BEGIN Data in this exercise

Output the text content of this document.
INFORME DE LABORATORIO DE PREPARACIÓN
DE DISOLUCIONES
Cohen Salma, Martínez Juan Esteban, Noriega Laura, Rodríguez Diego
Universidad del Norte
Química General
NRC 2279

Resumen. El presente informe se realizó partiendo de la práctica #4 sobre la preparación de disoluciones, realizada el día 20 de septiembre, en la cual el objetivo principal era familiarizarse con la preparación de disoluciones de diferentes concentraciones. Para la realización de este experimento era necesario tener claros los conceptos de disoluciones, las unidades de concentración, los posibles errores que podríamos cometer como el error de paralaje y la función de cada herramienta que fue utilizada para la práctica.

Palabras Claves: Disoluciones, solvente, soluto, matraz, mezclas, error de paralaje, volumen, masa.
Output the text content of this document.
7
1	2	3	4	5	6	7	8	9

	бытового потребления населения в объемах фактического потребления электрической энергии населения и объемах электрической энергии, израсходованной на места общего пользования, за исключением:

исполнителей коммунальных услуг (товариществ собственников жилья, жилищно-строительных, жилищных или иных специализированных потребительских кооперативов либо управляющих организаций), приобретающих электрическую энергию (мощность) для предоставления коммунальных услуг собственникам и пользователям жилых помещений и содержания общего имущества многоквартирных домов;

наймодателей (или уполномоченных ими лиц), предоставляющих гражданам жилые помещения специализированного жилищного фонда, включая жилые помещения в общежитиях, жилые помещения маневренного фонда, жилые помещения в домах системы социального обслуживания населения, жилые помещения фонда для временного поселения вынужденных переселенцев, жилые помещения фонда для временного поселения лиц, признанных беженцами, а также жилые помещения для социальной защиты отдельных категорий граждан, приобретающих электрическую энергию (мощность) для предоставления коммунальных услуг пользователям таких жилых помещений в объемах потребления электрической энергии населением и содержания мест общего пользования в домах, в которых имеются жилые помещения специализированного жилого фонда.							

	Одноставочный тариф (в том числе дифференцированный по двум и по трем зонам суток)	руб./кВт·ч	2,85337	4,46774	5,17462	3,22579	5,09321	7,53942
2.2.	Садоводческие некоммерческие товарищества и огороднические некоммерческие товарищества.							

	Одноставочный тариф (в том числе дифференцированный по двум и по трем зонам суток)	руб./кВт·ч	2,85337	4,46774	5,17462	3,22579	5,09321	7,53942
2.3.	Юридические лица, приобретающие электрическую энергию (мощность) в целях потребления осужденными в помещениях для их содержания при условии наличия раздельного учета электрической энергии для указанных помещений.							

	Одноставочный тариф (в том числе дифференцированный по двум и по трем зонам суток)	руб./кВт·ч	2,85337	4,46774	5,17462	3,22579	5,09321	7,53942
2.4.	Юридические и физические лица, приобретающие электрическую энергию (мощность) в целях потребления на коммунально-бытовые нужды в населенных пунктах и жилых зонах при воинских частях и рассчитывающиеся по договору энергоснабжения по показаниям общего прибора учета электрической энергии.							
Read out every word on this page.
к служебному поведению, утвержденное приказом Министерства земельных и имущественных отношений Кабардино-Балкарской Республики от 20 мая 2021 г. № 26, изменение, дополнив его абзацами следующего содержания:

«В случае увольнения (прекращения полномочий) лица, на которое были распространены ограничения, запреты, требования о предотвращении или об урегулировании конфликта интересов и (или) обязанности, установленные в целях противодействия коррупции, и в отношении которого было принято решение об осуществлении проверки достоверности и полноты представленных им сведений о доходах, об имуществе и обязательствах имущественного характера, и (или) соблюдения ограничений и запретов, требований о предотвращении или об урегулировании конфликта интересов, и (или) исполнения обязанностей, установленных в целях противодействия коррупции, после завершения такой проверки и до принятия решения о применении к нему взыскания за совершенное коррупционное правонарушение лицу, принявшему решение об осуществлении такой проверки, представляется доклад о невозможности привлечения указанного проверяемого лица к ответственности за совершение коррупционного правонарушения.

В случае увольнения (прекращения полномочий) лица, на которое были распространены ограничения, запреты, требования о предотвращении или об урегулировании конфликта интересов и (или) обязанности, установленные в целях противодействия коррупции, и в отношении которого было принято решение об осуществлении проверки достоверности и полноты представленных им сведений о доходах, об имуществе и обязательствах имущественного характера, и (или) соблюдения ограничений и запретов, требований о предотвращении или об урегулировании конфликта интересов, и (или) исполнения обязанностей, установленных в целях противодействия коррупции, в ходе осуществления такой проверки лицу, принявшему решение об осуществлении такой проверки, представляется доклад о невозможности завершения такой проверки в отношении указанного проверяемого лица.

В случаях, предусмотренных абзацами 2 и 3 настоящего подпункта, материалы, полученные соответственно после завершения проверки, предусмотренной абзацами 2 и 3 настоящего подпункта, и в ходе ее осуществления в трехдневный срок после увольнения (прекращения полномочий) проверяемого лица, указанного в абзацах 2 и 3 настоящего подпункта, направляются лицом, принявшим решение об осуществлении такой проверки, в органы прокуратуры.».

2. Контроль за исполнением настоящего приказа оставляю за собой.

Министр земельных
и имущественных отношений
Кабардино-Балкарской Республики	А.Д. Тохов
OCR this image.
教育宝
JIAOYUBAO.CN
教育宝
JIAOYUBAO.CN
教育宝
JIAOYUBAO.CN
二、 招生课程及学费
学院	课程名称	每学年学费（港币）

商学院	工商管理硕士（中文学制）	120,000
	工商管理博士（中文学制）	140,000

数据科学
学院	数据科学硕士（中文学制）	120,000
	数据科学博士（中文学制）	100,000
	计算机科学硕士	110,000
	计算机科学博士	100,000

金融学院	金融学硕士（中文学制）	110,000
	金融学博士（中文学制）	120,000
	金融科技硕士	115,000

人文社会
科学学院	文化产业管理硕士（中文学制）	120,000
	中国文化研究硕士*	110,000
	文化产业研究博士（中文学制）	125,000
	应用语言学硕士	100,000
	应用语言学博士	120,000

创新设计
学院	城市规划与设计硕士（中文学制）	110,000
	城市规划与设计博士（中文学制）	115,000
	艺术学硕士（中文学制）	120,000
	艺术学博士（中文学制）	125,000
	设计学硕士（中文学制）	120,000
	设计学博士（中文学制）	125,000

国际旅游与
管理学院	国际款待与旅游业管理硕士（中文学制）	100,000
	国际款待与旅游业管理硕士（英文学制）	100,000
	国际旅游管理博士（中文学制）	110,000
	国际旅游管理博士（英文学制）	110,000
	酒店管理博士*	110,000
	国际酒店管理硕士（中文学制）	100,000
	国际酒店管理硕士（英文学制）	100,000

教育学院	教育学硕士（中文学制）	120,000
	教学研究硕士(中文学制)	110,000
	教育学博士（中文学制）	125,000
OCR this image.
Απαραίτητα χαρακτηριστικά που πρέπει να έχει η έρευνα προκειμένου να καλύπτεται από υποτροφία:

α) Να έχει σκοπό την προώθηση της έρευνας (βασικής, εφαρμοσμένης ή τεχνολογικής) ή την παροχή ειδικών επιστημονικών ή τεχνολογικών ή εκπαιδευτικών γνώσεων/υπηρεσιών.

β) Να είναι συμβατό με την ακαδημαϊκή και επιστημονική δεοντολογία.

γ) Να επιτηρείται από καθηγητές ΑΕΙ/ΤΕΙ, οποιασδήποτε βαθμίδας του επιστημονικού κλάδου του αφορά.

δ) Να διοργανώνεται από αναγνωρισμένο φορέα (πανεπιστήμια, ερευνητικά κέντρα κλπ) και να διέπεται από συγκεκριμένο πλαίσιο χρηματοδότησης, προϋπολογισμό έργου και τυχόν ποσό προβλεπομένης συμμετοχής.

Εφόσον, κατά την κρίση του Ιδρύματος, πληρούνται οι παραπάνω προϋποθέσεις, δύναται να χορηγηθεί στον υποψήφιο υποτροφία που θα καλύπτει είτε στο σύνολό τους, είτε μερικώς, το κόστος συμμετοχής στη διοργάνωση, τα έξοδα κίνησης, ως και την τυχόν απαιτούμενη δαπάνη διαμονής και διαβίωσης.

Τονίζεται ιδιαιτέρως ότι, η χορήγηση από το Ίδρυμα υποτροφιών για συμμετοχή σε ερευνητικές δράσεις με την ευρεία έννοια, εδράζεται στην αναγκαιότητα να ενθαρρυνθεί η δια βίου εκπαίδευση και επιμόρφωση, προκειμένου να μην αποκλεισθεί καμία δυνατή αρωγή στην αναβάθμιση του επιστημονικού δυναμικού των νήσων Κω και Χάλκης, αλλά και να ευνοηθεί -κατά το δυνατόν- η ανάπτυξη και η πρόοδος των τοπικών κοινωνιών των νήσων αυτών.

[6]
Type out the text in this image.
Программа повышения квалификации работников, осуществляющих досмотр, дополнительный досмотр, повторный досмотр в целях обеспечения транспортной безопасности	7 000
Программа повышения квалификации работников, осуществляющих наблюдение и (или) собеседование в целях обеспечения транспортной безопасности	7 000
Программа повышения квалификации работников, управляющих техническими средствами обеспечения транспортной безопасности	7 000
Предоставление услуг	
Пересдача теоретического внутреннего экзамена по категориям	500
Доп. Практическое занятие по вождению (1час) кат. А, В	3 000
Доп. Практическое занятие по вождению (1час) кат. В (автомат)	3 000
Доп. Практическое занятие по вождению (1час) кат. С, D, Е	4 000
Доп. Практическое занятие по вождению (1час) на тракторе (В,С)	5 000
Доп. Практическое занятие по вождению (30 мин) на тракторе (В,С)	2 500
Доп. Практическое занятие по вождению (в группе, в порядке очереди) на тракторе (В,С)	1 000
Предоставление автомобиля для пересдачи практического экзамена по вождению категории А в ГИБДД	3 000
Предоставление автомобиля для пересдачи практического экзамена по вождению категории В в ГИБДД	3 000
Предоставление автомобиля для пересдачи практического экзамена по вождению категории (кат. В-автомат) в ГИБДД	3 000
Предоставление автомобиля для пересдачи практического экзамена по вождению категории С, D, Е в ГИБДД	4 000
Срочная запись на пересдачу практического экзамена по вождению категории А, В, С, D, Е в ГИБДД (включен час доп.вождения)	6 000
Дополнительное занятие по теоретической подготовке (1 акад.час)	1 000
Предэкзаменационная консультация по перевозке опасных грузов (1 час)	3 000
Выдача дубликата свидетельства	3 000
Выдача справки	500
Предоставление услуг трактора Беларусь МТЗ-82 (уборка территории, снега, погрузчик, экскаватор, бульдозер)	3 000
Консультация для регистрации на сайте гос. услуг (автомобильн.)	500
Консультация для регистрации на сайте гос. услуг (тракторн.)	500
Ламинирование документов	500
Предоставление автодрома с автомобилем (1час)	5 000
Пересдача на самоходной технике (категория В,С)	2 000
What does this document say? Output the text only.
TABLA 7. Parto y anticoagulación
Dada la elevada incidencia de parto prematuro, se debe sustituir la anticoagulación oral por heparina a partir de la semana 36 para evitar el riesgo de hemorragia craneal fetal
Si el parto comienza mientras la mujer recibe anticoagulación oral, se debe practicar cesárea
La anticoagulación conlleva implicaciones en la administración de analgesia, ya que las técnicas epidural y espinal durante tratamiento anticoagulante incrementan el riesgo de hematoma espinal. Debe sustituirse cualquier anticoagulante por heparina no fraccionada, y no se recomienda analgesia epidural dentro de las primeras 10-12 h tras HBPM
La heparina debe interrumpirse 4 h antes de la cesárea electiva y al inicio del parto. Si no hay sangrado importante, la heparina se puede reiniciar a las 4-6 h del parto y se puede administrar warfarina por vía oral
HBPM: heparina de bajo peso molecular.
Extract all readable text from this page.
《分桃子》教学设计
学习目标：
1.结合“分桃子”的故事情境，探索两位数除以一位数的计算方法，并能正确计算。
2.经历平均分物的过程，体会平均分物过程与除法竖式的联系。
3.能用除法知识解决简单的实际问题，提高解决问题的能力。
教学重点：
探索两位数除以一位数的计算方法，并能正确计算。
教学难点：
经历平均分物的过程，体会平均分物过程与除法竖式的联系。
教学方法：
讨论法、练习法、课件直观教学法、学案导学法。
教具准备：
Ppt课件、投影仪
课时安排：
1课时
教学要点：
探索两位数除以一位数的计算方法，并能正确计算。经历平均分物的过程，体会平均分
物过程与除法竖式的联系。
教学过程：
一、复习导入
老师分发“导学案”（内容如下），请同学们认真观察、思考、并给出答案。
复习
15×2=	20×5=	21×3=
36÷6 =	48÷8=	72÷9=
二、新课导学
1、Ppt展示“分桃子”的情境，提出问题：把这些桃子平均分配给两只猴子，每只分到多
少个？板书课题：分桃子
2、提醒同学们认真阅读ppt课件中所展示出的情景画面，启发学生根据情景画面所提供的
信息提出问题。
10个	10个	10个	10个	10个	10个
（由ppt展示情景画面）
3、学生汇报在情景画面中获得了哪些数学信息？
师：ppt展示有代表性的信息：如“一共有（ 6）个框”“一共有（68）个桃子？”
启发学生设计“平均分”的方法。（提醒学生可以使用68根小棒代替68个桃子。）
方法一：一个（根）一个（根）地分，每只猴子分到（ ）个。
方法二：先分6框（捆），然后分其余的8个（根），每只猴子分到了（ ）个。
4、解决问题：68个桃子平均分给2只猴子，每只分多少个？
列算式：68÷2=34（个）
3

END Data in this exercise

## Short problem
Reply with one number only: the count of lines in the entries that contain "категории".

## Result of the exercise
5